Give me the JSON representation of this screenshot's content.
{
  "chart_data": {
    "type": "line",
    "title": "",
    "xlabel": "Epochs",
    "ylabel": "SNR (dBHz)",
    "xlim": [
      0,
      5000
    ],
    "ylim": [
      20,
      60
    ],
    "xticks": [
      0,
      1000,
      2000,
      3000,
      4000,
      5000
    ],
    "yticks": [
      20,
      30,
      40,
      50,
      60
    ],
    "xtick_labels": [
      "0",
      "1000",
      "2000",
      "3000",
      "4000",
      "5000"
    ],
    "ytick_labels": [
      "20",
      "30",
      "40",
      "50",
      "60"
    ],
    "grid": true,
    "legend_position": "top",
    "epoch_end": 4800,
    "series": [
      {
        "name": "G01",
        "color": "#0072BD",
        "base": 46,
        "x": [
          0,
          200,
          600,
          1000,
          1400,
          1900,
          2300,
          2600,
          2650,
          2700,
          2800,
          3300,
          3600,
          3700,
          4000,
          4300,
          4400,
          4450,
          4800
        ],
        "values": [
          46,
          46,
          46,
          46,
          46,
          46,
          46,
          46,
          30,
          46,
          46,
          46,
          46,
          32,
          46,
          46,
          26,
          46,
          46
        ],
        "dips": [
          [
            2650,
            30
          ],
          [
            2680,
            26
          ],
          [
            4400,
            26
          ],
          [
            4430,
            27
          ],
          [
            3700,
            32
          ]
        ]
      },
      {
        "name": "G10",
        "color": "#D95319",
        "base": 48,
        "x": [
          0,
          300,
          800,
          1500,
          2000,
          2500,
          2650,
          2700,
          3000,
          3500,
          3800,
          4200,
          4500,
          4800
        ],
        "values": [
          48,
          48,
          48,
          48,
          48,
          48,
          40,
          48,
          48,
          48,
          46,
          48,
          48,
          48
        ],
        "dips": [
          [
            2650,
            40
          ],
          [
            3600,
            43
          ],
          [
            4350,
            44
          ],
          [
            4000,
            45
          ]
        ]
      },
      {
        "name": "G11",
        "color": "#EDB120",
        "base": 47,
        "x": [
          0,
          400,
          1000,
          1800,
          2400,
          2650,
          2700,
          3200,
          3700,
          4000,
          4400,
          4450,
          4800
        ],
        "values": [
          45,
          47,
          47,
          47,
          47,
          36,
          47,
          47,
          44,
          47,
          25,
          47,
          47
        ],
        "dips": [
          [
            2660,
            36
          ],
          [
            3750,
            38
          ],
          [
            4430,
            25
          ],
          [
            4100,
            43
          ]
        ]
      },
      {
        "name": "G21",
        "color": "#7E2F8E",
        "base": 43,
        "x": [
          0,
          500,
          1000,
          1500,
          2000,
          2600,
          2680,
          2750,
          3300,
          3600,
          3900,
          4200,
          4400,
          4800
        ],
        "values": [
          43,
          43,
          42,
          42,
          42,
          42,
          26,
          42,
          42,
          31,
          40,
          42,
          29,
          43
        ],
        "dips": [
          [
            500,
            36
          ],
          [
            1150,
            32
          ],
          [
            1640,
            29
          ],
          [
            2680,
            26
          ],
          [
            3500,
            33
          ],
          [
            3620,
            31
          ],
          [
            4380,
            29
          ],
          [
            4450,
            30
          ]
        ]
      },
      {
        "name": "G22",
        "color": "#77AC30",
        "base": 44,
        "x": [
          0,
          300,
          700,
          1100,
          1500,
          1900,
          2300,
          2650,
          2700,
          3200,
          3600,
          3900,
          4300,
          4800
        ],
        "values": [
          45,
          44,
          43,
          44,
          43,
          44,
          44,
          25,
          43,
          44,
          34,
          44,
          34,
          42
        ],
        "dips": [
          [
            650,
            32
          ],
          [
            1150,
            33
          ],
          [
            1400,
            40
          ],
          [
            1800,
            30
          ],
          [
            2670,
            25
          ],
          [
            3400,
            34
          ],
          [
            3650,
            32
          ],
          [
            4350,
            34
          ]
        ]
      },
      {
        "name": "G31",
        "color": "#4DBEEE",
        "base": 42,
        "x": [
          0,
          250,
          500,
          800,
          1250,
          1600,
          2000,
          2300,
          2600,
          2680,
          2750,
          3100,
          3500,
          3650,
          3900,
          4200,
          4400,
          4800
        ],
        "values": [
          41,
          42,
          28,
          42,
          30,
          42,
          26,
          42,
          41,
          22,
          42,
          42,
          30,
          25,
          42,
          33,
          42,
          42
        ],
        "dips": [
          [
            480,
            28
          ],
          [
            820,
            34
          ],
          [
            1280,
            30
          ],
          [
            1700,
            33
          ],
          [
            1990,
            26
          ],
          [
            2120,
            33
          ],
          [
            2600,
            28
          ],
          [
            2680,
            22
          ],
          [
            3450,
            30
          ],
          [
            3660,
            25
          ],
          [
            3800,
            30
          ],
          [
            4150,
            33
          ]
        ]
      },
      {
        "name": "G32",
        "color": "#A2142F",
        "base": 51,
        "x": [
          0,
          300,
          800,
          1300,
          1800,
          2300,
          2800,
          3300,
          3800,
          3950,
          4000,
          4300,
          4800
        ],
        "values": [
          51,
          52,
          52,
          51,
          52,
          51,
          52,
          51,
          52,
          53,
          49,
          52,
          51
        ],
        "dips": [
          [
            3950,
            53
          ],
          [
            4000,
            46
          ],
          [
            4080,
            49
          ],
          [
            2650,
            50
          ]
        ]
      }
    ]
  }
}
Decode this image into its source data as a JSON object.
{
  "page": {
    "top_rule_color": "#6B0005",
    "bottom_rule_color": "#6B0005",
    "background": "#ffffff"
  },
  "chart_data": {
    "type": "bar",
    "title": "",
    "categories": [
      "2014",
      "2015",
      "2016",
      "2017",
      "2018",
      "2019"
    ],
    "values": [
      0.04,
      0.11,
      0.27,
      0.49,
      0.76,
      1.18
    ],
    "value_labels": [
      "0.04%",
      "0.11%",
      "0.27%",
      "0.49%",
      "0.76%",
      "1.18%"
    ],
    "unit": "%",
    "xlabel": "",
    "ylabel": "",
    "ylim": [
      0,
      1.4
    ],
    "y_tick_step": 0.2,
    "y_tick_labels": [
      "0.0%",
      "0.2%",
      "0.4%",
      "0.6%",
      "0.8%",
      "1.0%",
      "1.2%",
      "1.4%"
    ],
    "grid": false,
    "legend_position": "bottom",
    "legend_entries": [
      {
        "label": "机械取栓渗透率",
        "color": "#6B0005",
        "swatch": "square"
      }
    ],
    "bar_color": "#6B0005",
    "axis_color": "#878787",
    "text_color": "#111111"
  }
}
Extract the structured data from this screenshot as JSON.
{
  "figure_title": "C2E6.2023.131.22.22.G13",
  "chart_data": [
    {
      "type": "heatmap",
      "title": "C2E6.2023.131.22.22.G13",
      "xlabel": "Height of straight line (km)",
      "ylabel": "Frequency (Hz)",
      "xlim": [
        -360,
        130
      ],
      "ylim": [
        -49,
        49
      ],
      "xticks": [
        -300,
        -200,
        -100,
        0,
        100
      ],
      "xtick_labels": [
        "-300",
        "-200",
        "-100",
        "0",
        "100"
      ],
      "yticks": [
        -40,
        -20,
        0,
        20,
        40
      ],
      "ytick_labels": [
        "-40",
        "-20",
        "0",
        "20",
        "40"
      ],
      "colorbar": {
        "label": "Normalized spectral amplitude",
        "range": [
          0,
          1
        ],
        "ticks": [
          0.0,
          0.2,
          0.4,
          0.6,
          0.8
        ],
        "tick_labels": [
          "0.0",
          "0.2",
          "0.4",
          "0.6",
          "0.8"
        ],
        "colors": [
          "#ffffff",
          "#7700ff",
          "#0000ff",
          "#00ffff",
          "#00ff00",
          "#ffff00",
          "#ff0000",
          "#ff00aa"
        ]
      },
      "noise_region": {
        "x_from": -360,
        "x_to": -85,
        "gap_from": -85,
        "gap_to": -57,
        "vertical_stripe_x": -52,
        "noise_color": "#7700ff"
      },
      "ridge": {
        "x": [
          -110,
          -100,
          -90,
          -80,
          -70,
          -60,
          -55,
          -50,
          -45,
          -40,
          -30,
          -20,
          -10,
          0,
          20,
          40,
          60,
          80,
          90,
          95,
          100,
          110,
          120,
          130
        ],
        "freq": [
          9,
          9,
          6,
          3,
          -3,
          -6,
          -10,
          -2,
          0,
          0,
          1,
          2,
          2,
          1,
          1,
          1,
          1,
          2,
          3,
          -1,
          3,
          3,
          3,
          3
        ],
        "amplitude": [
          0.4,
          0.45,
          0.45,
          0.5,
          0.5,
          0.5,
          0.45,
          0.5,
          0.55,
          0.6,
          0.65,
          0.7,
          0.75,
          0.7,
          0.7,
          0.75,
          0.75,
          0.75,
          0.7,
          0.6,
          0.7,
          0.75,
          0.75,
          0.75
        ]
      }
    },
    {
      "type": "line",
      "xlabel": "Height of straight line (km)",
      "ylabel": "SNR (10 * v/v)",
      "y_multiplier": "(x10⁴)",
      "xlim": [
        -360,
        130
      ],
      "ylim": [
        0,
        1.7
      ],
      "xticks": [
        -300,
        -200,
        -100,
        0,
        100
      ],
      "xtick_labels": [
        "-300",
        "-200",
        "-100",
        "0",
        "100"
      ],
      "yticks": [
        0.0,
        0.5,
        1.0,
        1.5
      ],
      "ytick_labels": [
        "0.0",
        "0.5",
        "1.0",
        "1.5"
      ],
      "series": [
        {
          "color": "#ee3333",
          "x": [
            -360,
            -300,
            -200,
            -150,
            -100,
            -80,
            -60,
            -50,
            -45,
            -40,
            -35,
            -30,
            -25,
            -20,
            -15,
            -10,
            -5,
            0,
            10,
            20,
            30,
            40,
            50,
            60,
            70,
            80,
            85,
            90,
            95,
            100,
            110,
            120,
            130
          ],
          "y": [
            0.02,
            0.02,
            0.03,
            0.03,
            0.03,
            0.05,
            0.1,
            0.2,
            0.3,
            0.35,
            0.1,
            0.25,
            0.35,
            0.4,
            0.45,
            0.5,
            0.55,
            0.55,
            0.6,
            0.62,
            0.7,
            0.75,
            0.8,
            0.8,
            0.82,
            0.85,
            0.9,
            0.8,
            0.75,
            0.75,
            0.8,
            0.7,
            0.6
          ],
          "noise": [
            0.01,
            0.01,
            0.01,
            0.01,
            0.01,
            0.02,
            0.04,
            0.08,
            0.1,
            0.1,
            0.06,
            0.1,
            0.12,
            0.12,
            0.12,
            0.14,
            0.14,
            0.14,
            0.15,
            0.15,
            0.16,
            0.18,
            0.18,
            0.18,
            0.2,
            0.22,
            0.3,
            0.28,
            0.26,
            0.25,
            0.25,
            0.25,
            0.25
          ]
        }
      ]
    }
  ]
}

Exercise details: Copy all lines from the data that hold the word "ylabel".

Answer to this task:
    "ylabel": "SNR (dBHz)",
    "ylabel": "",
      "ylabel": "Frequency (Hz)",
      "ylabel": "SNR (10 * v/v)",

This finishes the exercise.